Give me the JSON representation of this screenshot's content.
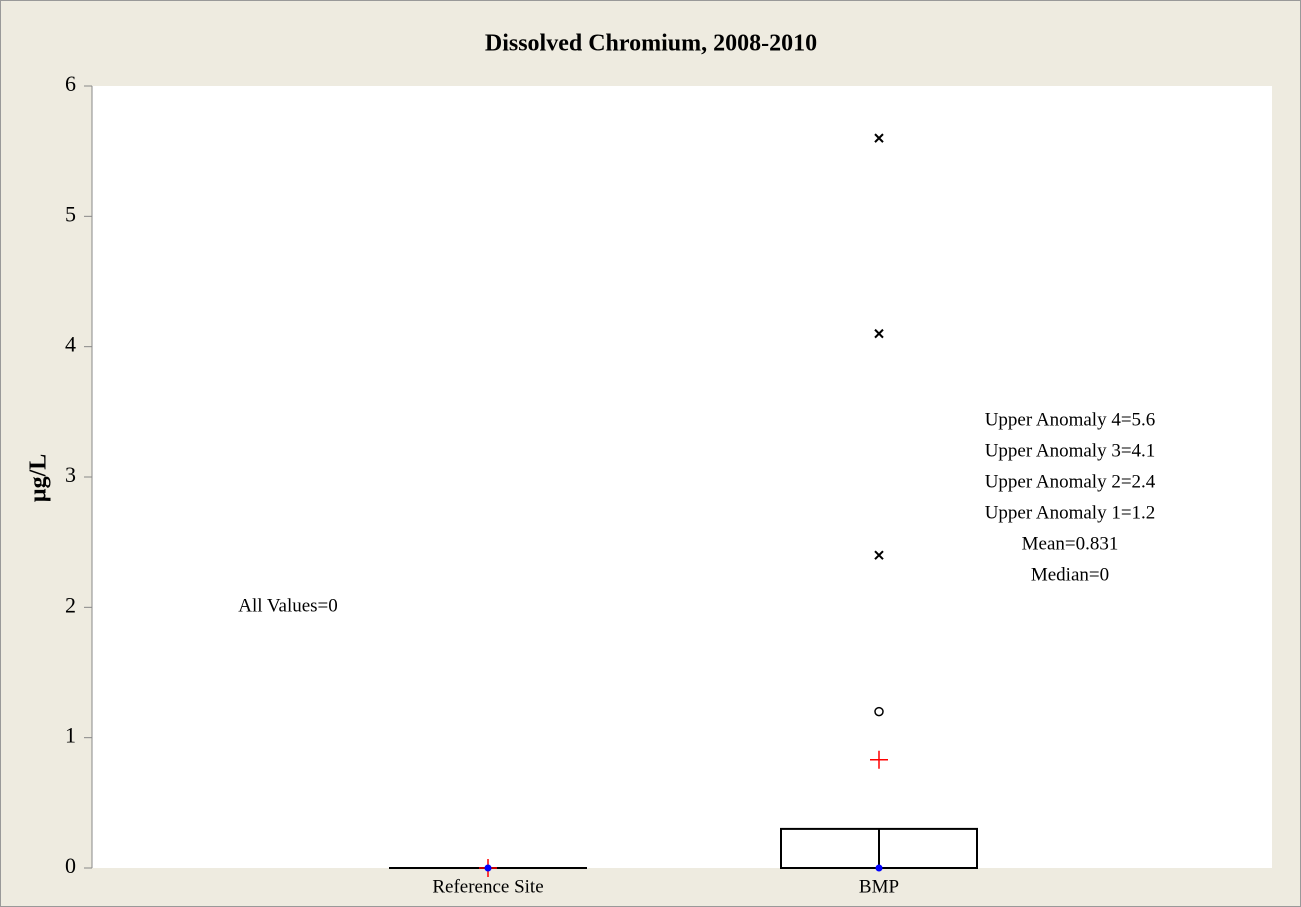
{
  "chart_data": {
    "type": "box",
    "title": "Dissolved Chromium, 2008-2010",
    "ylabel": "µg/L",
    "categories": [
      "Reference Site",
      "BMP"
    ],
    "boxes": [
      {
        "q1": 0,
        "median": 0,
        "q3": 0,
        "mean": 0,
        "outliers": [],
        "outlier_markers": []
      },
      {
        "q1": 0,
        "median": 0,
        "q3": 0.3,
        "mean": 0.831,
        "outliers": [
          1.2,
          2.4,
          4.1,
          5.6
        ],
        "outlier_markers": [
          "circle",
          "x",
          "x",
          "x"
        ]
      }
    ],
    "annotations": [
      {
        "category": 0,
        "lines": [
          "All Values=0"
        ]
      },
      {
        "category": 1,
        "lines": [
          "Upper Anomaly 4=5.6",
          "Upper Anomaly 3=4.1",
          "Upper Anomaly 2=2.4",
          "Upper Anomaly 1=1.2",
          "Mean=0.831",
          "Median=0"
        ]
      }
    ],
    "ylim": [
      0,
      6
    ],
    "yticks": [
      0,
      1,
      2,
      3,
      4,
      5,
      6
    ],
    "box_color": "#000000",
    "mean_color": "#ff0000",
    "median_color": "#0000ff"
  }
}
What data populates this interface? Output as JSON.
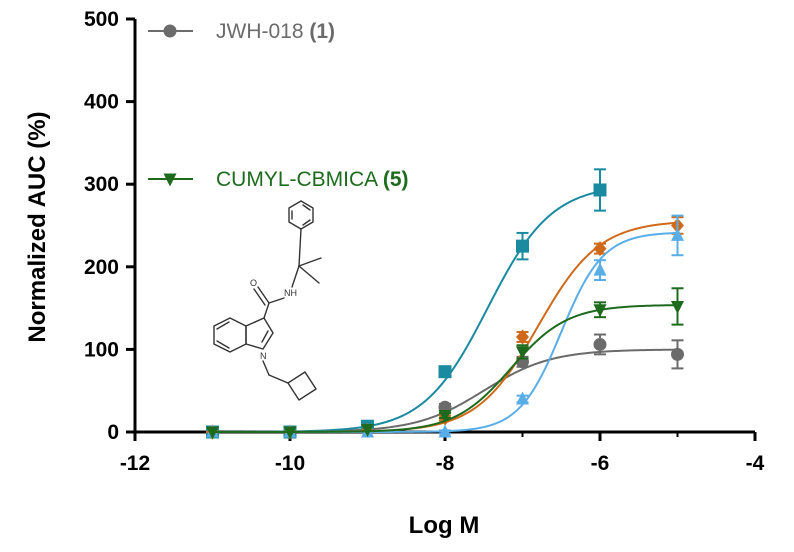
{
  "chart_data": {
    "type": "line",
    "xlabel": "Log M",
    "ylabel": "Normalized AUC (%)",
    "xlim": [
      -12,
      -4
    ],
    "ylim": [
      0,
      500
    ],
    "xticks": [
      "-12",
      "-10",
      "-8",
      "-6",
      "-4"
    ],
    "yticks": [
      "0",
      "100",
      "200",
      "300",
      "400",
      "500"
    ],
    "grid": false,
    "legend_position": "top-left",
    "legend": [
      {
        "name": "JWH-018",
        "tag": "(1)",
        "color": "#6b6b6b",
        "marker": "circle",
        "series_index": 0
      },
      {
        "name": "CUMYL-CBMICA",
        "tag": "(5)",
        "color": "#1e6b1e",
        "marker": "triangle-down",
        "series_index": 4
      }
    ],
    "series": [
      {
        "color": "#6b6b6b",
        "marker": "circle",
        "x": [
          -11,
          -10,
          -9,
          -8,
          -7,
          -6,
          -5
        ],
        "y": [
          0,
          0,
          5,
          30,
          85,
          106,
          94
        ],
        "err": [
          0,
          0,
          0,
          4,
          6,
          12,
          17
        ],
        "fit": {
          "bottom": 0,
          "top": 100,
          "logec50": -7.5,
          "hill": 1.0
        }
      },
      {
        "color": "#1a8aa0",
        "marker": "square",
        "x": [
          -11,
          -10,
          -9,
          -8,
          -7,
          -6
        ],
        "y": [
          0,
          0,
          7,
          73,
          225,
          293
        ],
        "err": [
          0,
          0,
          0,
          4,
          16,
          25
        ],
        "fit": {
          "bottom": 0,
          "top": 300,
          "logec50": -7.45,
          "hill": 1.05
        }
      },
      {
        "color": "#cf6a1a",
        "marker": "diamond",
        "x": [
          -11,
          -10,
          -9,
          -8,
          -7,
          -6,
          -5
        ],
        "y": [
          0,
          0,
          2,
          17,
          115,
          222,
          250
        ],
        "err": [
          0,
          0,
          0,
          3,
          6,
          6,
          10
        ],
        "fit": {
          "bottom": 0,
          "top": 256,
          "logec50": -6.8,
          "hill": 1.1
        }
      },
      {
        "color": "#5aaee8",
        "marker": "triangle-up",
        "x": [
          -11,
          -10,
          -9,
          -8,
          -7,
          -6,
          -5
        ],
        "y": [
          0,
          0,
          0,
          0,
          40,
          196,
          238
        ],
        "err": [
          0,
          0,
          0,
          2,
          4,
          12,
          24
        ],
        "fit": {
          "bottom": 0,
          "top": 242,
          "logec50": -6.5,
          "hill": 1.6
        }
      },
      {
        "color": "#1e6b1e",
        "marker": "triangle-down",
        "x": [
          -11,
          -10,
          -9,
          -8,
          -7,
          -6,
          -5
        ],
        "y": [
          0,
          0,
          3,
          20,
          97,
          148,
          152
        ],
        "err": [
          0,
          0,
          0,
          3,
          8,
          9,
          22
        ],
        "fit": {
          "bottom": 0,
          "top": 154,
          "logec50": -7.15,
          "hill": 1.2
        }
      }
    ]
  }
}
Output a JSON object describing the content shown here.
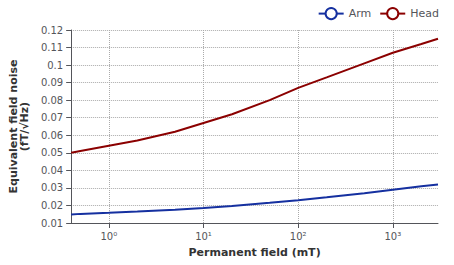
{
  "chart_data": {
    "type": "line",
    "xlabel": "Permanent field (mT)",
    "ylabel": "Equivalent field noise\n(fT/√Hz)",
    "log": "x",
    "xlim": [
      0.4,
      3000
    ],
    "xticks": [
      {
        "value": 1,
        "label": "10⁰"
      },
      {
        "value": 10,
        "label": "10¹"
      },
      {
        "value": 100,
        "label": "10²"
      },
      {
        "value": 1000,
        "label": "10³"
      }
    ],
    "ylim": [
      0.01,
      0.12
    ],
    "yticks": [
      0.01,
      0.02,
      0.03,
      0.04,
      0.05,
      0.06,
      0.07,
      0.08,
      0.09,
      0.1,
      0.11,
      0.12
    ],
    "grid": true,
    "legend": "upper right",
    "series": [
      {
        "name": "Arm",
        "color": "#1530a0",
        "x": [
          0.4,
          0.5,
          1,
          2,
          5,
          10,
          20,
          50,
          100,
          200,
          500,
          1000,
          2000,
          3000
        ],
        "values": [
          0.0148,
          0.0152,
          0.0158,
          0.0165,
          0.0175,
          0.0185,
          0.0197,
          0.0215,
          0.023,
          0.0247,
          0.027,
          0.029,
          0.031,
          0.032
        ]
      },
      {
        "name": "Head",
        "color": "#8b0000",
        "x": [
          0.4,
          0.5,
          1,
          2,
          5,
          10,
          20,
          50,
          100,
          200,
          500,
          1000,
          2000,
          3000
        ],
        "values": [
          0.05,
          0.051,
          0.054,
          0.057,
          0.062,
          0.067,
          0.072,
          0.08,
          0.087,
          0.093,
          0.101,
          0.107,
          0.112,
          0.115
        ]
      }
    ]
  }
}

────────

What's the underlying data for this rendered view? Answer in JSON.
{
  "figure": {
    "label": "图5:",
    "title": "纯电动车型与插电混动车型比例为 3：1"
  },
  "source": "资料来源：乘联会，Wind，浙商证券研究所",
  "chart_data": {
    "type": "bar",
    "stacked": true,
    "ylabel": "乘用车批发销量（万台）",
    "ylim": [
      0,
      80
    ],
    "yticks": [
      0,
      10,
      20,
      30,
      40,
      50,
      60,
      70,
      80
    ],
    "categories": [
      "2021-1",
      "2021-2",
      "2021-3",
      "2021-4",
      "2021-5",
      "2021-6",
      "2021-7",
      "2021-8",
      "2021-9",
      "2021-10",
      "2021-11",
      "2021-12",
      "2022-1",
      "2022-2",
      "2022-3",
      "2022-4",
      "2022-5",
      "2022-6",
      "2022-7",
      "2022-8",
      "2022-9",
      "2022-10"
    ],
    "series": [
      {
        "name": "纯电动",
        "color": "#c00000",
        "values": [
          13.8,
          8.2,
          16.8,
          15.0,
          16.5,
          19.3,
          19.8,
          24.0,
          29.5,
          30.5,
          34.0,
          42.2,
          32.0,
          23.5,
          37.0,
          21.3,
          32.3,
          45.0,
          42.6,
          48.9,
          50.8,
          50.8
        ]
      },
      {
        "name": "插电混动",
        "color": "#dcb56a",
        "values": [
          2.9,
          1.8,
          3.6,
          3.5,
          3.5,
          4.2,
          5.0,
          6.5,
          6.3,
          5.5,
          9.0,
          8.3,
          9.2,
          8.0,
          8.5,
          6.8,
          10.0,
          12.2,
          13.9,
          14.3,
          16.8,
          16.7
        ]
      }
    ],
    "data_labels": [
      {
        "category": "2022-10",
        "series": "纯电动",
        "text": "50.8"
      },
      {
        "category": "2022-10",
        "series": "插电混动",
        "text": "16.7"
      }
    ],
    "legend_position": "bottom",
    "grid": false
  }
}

────────

» Work to complete
Review the preceding data and report every line that includes the string "hill".

» Exercise result
          "hill": 1.0
          "hill": 1.05
          "hill": 1.1
          "hill": 1.6
          "hill": 1.2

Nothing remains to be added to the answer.